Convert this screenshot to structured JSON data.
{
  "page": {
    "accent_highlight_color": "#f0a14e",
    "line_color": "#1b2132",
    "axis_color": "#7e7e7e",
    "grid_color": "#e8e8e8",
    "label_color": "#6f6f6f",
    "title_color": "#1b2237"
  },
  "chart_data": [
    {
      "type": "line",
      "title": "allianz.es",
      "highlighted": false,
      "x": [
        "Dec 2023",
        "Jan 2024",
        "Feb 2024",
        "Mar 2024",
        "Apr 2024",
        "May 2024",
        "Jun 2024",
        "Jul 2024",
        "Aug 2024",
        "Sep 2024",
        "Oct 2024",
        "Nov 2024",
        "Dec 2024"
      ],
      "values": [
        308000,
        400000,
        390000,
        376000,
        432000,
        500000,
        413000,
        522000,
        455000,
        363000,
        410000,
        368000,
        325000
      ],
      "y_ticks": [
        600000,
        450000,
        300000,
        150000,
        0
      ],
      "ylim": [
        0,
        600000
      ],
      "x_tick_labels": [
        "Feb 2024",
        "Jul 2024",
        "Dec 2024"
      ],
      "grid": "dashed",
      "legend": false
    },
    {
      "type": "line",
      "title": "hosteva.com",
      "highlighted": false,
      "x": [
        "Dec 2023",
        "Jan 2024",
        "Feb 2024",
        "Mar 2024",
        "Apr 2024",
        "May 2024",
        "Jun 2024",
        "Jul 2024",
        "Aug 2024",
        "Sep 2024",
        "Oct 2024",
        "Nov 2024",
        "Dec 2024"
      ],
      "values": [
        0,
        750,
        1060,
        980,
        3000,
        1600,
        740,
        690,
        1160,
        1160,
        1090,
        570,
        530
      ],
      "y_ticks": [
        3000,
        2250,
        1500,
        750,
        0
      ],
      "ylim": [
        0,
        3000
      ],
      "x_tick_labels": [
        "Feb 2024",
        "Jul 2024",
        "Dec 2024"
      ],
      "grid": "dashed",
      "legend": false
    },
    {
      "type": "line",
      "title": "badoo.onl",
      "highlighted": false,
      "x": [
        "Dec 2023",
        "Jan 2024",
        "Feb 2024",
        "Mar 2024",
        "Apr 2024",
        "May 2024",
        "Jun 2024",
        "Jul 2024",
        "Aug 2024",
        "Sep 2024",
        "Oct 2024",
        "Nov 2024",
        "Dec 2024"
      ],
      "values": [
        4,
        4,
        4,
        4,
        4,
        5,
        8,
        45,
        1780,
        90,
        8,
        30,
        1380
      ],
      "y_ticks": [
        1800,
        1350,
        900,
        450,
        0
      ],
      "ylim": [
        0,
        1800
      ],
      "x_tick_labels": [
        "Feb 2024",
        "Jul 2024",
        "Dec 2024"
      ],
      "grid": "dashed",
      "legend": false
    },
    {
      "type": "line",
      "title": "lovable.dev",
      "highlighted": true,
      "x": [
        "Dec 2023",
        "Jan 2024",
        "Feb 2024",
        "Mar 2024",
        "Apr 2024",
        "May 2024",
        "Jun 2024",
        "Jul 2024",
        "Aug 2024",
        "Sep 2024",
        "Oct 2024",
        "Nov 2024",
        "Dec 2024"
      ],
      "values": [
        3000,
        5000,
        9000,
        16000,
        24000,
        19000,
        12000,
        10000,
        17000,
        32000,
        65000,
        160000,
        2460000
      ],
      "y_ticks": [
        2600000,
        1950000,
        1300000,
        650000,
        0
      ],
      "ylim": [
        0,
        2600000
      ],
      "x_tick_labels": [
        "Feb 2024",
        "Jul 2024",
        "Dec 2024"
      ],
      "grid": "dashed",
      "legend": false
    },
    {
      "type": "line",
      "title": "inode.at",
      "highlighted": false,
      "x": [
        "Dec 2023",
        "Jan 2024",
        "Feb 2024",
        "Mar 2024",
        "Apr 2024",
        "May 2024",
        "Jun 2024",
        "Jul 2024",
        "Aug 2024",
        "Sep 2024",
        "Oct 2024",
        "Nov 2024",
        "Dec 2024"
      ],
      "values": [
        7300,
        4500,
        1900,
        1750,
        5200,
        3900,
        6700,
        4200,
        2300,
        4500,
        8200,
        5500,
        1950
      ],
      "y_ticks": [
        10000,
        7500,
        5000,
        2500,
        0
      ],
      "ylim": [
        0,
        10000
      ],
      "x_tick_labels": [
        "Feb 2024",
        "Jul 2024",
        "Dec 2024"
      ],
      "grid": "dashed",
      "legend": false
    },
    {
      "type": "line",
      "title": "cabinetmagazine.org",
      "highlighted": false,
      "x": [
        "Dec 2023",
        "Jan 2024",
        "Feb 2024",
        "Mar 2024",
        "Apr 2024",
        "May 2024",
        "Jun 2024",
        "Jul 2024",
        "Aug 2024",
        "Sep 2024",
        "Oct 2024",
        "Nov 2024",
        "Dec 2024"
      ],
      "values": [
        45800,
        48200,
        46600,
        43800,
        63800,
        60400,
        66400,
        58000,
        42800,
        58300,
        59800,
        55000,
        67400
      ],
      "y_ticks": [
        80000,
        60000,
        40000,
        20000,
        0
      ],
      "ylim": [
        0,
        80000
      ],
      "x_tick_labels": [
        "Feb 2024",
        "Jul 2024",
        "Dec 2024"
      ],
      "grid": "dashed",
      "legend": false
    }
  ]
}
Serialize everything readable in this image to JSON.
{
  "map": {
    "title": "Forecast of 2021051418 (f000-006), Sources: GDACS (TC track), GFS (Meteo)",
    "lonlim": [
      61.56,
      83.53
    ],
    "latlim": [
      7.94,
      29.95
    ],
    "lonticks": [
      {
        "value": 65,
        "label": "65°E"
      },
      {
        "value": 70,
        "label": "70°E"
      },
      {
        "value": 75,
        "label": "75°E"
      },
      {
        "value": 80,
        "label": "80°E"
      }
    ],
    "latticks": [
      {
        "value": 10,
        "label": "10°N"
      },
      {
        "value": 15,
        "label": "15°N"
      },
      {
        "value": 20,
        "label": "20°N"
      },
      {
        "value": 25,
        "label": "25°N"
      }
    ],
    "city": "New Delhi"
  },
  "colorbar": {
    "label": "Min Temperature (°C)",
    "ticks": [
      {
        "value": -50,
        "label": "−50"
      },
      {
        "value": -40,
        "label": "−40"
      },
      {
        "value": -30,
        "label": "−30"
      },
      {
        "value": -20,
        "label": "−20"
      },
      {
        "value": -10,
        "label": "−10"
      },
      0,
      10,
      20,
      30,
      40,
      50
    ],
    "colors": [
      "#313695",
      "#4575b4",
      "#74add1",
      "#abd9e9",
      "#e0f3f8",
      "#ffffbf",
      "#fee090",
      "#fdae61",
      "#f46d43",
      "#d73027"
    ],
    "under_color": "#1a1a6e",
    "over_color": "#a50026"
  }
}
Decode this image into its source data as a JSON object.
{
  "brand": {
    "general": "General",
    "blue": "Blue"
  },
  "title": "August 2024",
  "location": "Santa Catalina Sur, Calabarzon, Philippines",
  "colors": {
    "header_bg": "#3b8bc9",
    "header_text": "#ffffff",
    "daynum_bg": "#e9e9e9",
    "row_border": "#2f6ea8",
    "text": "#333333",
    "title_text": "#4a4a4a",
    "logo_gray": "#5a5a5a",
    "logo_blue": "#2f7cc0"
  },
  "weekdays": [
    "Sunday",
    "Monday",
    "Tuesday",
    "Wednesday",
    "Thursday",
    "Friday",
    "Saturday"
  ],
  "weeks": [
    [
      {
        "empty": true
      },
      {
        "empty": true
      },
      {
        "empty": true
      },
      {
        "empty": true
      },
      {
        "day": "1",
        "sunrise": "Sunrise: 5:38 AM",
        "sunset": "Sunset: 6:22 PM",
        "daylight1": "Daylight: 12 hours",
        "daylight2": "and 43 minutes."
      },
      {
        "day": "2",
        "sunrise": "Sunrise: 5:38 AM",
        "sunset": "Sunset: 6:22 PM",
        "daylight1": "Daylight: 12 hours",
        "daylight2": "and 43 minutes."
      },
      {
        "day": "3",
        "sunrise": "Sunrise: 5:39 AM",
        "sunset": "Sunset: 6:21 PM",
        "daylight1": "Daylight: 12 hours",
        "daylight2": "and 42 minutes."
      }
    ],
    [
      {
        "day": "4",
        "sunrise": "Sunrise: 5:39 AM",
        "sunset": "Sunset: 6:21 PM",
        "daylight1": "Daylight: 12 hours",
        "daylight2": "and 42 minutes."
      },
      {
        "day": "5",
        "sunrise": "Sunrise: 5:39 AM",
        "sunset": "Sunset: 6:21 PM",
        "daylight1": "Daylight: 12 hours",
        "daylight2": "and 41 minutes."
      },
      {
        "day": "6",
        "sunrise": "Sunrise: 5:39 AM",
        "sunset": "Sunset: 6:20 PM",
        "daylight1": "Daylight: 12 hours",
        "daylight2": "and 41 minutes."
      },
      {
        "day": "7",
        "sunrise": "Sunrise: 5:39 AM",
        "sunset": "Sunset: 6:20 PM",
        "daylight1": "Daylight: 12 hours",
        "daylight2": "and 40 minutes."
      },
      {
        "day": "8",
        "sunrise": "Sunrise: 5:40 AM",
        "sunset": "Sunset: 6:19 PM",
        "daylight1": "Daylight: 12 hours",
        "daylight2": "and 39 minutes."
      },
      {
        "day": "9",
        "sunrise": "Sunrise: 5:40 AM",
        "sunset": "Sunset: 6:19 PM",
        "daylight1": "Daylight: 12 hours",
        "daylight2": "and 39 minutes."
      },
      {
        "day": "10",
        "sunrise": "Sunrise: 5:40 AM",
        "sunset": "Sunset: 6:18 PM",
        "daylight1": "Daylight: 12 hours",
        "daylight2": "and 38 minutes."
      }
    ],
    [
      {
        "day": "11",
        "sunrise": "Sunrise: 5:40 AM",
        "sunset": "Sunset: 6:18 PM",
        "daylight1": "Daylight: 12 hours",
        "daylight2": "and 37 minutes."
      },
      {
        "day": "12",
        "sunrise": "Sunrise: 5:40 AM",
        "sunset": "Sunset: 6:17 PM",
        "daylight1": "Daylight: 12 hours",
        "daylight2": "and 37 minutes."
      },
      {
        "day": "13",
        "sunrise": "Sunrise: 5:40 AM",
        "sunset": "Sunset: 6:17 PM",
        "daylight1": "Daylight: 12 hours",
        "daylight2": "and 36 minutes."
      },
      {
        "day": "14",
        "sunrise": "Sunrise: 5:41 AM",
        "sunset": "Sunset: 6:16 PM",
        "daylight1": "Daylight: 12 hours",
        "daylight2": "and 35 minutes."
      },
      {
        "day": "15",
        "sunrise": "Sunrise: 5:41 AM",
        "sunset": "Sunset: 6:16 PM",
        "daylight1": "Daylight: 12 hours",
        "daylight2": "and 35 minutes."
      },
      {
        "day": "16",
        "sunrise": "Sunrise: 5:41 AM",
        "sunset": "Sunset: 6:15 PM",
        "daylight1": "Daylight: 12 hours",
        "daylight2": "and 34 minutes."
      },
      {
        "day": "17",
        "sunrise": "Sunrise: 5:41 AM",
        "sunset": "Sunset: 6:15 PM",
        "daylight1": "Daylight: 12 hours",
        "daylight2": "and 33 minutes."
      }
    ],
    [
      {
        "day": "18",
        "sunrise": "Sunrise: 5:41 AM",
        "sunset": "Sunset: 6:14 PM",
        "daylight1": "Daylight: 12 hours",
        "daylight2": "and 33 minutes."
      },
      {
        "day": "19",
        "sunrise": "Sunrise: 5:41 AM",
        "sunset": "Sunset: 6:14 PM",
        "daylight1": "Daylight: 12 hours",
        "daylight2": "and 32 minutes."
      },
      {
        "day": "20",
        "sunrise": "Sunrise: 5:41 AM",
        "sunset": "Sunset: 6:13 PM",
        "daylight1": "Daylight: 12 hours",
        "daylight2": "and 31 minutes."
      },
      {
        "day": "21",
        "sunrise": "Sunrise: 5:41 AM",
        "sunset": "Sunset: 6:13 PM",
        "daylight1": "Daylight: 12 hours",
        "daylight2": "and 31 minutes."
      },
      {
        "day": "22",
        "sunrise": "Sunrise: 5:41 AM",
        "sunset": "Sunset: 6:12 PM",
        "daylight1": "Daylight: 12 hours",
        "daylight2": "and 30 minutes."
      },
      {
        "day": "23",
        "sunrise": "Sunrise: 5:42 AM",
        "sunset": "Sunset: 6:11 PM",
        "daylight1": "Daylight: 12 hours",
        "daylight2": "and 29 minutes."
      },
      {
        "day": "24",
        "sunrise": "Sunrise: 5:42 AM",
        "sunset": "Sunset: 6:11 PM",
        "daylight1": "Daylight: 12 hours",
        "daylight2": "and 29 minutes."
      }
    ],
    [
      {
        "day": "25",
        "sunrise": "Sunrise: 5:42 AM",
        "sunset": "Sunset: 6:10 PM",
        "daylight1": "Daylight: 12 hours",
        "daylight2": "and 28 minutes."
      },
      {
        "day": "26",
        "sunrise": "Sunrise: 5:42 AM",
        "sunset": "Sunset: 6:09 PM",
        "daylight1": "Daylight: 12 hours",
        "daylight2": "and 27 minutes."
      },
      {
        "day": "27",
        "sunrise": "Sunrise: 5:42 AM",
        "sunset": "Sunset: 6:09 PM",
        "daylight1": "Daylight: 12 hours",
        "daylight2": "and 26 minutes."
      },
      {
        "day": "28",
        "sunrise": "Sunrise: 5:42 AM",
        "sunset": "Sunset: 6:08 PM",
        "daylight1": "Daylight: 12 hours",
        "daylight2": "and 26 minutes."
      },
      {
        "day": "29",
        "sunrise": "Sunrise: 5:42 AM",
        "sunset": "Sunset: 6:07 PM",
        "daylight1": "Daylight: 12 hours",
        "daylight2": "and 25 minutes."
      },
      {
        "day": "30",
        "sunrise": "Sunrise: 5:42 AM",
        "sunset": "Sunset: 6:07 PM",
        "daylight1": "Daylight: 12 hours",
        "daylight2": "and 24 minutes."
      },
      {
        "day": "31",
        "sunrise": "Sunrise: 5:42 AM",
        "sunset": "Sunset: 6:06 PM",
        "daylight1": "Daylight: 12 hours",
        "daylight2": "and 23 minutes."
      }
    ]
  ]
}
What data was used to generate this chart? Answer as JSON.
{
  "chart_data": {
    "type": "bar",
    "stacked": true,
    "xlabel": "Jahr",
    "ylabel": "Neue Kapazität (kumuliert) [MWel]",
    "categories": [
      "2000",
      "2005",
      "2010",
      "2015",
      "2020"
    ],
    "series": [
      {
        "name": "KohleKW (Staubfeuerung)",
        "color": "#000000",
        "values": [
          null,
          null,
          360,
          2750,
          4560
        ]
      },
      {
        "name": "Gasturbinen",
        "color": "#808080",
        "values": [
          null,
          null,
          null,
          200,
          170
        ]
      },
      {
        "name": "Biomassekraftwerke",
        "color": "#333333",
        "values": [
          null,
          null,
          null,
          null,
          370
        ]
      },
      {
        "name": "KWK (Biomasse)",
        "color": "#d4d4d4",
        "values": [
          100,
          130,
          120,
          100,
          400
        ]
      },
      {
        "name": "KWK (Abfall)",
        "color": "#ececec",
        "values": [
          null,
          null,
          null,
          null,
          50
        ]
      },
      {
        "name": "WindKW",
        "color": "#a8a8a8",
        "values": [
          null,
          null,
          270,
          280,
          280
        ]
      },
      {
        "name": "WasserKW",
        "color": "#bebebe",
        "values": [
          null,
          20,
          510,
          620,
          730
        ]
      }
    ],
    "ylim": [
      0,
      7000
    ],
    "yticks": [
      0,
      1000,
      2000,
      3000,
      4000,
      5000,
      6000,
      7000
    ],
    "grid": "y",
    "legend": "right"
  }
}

========================================

▶ [The task]
Starting at the line with "What data was", copy every line up to and including the last one in the entries above.

▶ [Expected answer]
What data was used to generate this chart? Answer as JSON.
{
  "chart_data": {
    "type": "bar",
    "stacked": true,
    "xlabel": "Jahr",
    "ylabel": "Neue Kapazität (kumuliert) [MWel]",
    "categories": [
      "2000",
      "2005",
      "2010",
      "2015",
      "2020"
    ],
    "series": [
      {
        "name": "KohleKW (Staubfeuerung)",
        "color": "#000000",
        "values": [
          null,
          null,
          360,
          2750,
          4560
        ]
      },
      {
        "name": "Gasturbinen",
        "color": "#808080",
        "values": [
          null,
          null,
          null,
          200,
          170
        ]
      },
      {
        "name": "Biomassekraftwerke",
        "color": "#333333",
        "values": [
          null,
          null,
          null,
          null,
          370
        ]
      },
      {
        "name": "KWK (Biomasse)",
        "color": "#d4d4d4",
        "values": [
          100,
          130,
          120,
          100,
          400
        ]
      },
      {
        "name": "KWK (Abfall)",
        "color": "#ececec",
        "values": [
          null,
          null,
          null,
          null,
          50
        ]
      },
      {
        "name": "WindKW",
        "color": "#a8a8a8",
        "values": [
          null,
          null,
          270,
          280,
          280
        ]
      },
      {
        "name": "WasserKW",
        "color": "#bebebe",
        "values": [
          null,
          20,
          510,
          620,
          730
        ]
      }
    ],
    "ylim": [
      0,
      7000
    ],
    "yticks": [
      0,
      1000,
      2000,
      3000,
      4000,
      5000,
      6000,
      7000
    ],
    "grid": "y",
    "legend": "right"
  }
}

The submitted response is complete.